##### Listed entries

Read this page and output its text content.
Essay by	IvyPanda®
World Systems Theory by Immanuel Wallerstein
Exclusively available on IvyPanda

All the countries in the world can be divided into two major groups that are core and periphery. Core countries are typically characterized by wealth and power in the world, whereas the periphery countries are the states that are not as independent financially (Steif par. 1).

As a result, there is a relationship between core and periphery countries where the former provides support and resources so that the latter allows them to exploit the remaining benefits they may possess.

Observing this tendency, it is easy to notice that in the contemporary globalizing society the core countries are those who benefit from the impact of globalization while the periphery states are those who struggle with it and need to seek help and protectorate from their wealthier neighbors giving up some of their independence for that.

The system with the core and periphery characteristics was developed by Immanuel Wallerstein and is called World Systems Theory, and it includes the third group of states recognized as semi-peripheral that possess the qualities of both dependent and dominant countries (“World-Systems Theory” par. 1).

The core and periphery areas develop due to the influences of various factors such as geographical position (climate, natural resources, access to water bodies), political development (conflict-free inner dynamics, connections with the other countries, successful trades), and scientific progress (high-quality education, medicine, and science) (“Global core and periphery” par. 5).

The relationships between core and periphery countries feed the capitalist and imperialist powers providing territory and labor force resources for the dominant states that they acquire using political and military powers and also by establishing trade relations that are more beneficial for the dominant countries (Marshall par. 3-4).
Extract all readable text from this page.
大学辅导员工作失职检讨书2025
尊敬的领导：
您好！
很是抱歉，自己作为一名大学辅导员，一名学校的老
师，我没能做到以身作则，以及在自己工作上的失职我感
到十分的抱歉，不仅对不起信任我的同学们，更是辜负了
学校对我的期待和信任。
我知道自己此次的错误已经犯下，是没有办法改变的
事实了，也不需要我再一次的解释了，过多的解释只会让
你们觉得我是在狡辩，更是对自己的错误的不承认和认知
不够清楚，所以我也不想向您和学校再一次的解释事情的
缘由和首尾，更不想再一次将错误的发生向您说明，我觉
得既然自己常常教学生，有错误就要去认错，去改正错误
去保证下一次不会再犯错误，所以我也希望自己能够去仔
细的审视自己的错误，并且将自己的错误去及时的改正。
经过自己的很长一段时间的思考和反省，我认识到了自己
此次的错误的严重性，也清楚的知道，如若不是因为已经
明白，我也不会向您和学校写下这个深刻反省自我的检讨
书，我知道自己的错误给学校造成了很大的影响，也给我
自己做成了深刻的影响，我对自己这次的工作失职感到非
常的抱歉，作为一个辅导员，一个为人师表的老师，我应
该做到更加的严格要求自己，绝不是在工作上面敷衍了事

##########

What is being asked: Filter the listing for the word "this" and copy every line that holds it.

Finished exercise:
Read this page and output its text content.
Observing this tendency, it is easy to notice that in the contemporary globalizing society the core countries are those who benefit from the impact of globalization while the periphery states are those who struggle with it and need to seek help and protectorate from their wealthier neighbors giving up some of their independence for that.
Extract all readable text from this page.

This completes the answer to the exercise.